* _Aim_
Restate the data below word for word. Skip any images it contains.
################
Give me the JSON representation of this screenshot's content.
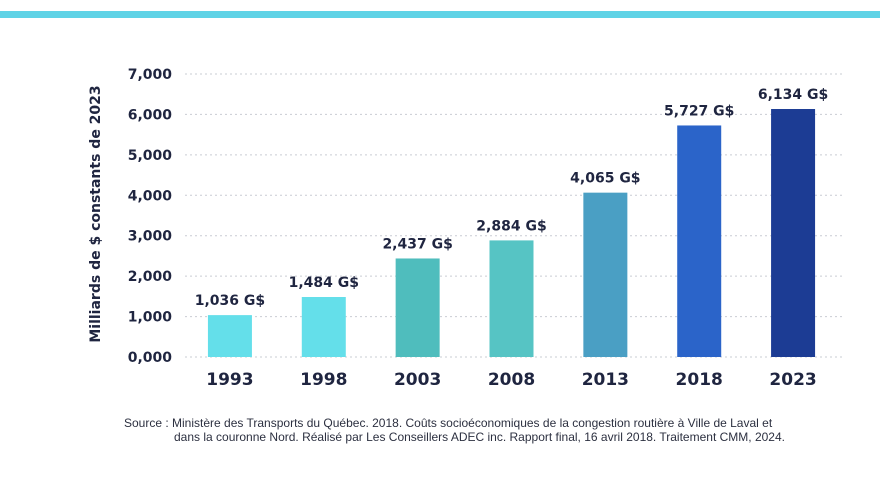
{
  "chart_data": {
    "type": "bar",
    "categories": [
      "1993",
      "1998",
      "2003",
      "2008",
      "2013",
      "2018",
      "2023"
    ],
    "values": [
      1036,
      1484,
      2437,
      2884,
      4065,
      5727,
      6134
    ],
    "data_labels": [
      "1,036 G$",
      "1,484 G$",
      "2,437 G$",
      "2,884 G$",
      "4,065 G$",
      "5,727 G$",
      "6,134 G$"
    ],
    "colors": [
      "#64dfea",
      "#64dfea",
      "#4fbdbd",
      "#56c4c4",
      "#4a9fc4",
      "#2b64c9",
      "#1c3c94"
    ],
    "ylabel": "Milliards de $ constants de 2023",
    "xlabel": "",
    "title": "",
    "ylim": [
      0,
      7000
    ],
    "yticks": [
      0,
      1000,
      2000,
      3000,
      4000,
      5000,
      6000,
      7000
    ],
    "ytick_labels": [
      "0,000",
      "1,000",
      "2,000",
      "3,000",
      "4,000",
      "5,000",
      "6,000",
      "7,000"
    ],
    "grid": "horizontal dotted",
    "legend": "none"
  },
  "source": {
    "line1": "Source : Ministère des Transports du Québec. 2018. Coûts socioéconomiques de la congestion routière à Ville de Laval et",
    "line2": "dans la couronne Nord. Réalisé par Les Conseillers ADEC inc. Rapport final, 16 avril 2018. Traitement CMM, 2024."
  }
}
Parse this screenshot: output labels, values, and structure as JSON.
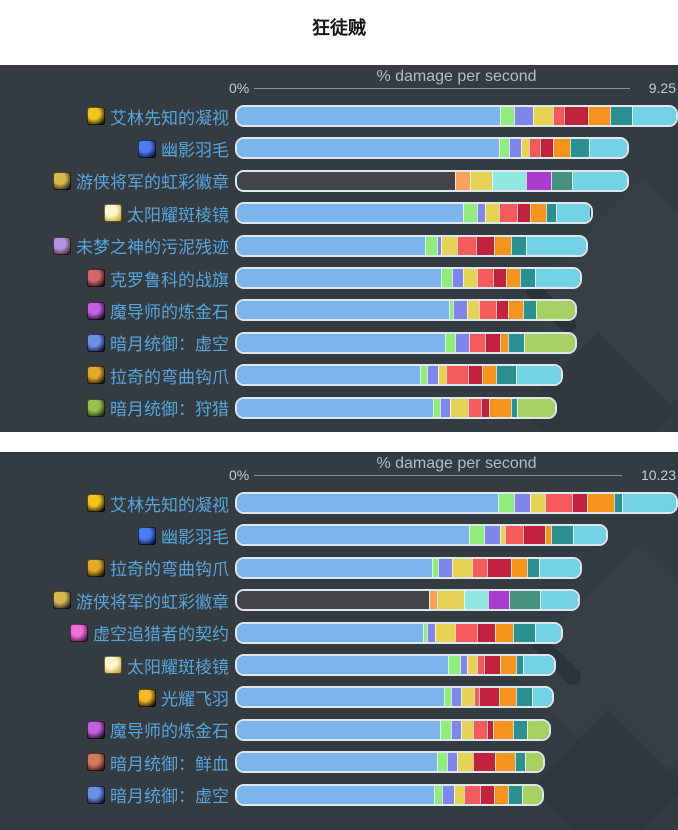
################
* _Correct answer_
Give me the JSON representation of this screenshot's content.
{
  "chart_data": {
    "type": "bar",
    "categories": [
      "1993",
      "1998",
      "2003",
      "2008",
      "2013",
      "2018",
      "2023"
    ],
    "values": [
      1036,
      1484,
      2437,
      2884,
      4065,
      5727,
      6134
    ],
    "data_labels": [
      "1,036 G$",
      "1,484 G$",
      "2,437 G$",
      "2,884 G$",
      "4,065 G$",
      "5,727 G$",
      "6,134 G$"
    ],
    "colors": [
      "#64dfea",
      "#64dfea",
      "#4fbdbd",
      "#56c4c4",
      "#4a9fc4",
      "#2b64c9",
      "#1c3c94"
    ],
    "ylabel": "Milliards de $ constants de 2023",
    "xlabel": "",
    "title": "",
    "ylim": [
      0,
      7000
    ],
    "yticks": [
      0,
      1000,
      2000,
      3000,
      4000,
      5000,
      6000,
      7000
    ],
    "ytick_labels": [
      "0,000",
      "1,000",
      "2,000",
      "3,000",
      "4,000",
      "5,000",
      "6,000",
      "7,000"
    ],
    "grid": "horizontal dotted",
    "legend": "none"
  },
  "source": {
    "line1": "Source : Ministère des Transports du Québec. 2018. Coûts socioéconomiques de la congestion routière à Ville de Laval et",
    "line2": "dans la couronne Nord. Réalisé par Les Conseillers ADEC inc. Rapport final, 16 avril 2018. Traitement CMM, 2024."
  }
}
Parse this screenshot: output labels, values, and structure as JSON.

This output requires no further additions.